[WHAT IS REQUIRED]: Check each line of the records below and collect those that include the word "last".

[Recorded data]:
------------------------------------------------------------------------

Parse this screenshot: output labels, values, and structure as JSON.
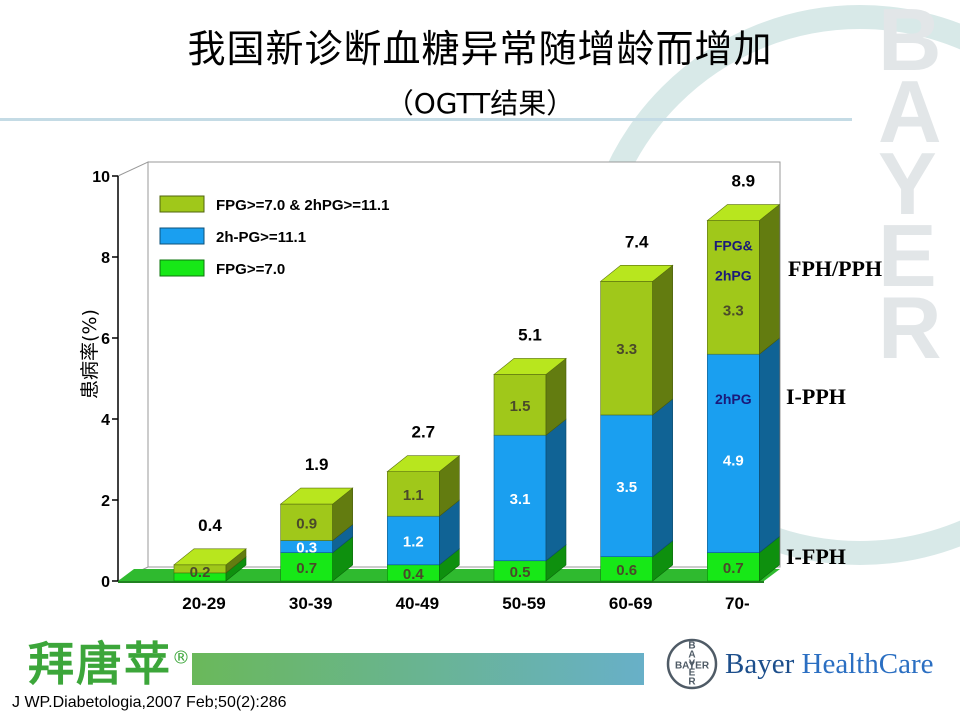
{
  "title": "我国新诊断血糖异常随增龄而增加",
  "subtitle": "（OGTT结果）",
  "watermark_text": "BAYER",
  "source": "J WP.Diabetologia,2007 Feb;50(2):286",
  "product_logo": "拜唐苹",
  "registered_mark": "®",
  "company": {
    "name": "Bayer",
    "suffix": "HealthCare",
    "seal_text": "BAYER"
  },
  "tags": {
    "fph_pph": "FPH/PPH",
    "i_pph": "I-PPH",
    "i_fph": "I-FPH"
  },
  "colors": {
    "fpg": "#17e817",
    "two_h_pg": "#1a9ff0",
    "both": "#a0c81a",
    "floor": "#2fba2f"
  },
  "chart_data": {
    "type": "bar",
    "stacked": true,
    "ylabel": "患病率(%)",
    "ylim": [
      0,
      10
    ],
    "yticks": [
      0,
      2,
      4,
      6,
      8,
      10
    ],
    "categories": [
      "20-29",
      "30-39",
      "40-49",
      "50-59",
      "60-69",
      "70-"
    ],
    "series": [
      {
        "name": "FPG>=7.0",
        "values": [
          0.2,
          0.7,
          0.4,
          0.5,
          0.6,
          0.7
        ]
      },
      {
        "name": "2h-PG>=11.1",
        "values": [
          0,
          0.3,
          1.2,
          3.1,
          3.5,
          4.9
        ]
      },
      {
        "name": "FPG>=7.0 & 2hPG>=11.1",
        "values": [
          0.2,
          0.9,
          1.1,
          1.5,
          3.3,
          3.3
        ]
      }
    ],
    "totals": [
      0.4,
      1.9,
      2.7,
      5.1,
      7.4,
      8.9
    ],
    "legend_order": [
      2,
      1,
      0
    ],
    "legend_position": "top-left",
    "segment_annotations": [
      {
        "category": "70-",
        "series": 2,
        "text": "FPG&"
      },
      {
        "category": "70-",
        "series": 2,
        "text": "2hPG"
      },
      {
        "category": "70-",
        "series": 1,
        "text": "2hPG"
      }
    ]
  }
}
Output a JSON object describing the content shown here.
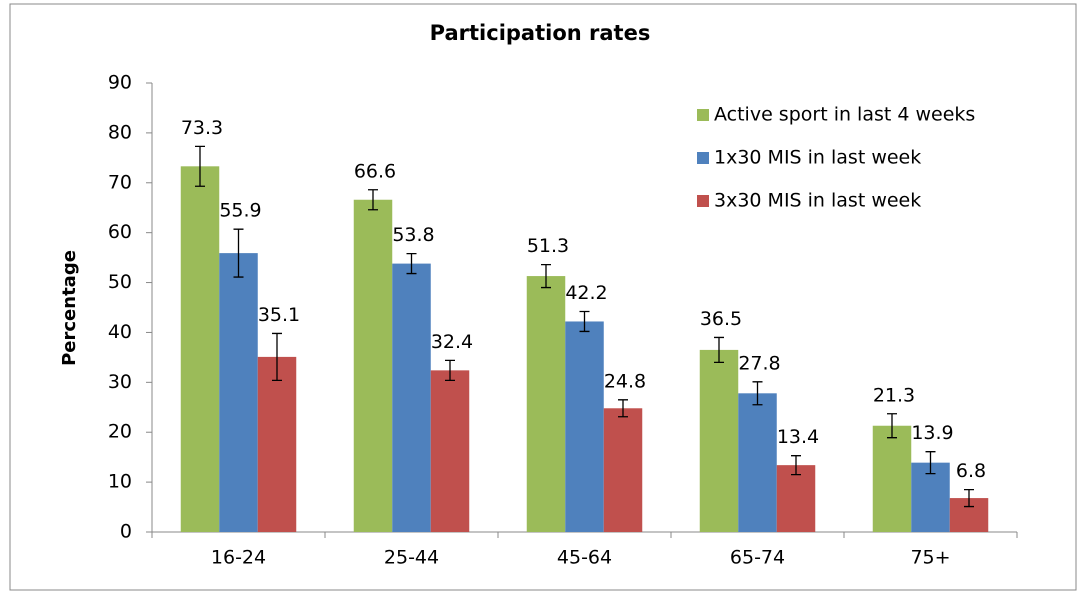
{
  "chart_data": {
    "type": "bar",
    "title": "Participation rates",
    "y_label": "Percentage",
    "categories": [
      "16-24",
      "25-44",
      "45-64",
      "65-74",
      "75+"
    ],
    "series": [
      {
        "name": "Active sport in last 4 weeks",
        "color": "#9bbb59",
        "values": [
          73.3,
          66.6,
          51.3,
          36.5,
          21.3
        ],
        "errors": [
          4,
          2,
          2.3,
          2.5,
          2.4
        ]
      },
      {
        "name": "1x30 MIS in last week",
        "color": "#4f81bd",
        "values": [
          55.9,
          53.8,
          42.2,
          27.8,
          13.9
        ],
        "errors": [
          4.8,
          2,
          2,
          2.3,
          2.2
        ]
      },
      {
        "name": "3x30 MIS in last week",
        "color": "#c0504d",
        "values": [
          35.1,
          32.4,
          24.8,
          13.4,
          6.8
        ],
        "errors": [
          4.7,
          2,
          1.7,
          1.9,
          1.7
        ]
      }
    ],
    "ylim": [
      0,
      90
    ],
    "yticks": [
      0,
      10,
      20,
      30,
      40,
      50,
      60,
      70,
      80,
      90
    ],
    "grid": false,
    "legend": "top-right"
  }
}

------------------------------------------------------------------------

[RESULT OF THIS TASK]:
        "name": "Active sport in last 4 weeks",
        "name": "1x30 MIS in last week",
        "name": "3x30 MIS in last week",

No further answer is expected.